══ DATA TO USE ══

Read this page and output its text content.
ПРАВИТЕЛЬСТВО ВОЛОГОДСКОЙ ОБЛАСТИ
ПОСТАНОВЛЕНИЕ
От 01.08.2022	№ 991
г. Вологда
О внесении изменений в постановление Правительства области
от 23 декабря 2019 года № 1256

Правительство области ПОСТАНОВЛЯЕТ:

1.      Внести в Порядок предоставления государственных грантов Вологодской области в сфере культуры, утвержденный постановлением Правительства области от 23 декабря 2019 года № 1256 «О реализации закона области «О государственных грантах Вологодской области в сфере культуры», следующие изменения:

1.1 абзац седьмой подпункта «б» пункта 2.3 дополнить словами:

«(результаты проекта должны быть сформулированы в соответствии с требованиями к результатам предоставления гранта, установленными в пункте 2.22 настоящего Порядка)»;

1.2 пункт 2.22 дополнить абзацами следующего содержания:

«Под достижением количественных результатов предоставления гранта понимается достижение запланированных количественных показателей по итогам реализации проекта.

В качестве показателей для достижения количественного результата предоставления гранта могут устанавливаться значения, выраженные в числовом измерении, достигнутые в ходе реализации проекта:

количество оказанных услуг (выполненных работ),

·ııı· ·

═══

PROBLEM STATEMENT: Every line in the data that holds "года" should be copied out.

ANSWER TO THIS TASK:
от 23 декабря 2019 года № 1256
1.      Внести в Порядок предоставления государственных грантов Вологодской области в сфере культуры, утвержденный постановлением Правительства области от 23 декабря 2019 года № 1256 «О реализации закона области «О государственных грантах Вологодской области в сфере культуры», следующие изменения:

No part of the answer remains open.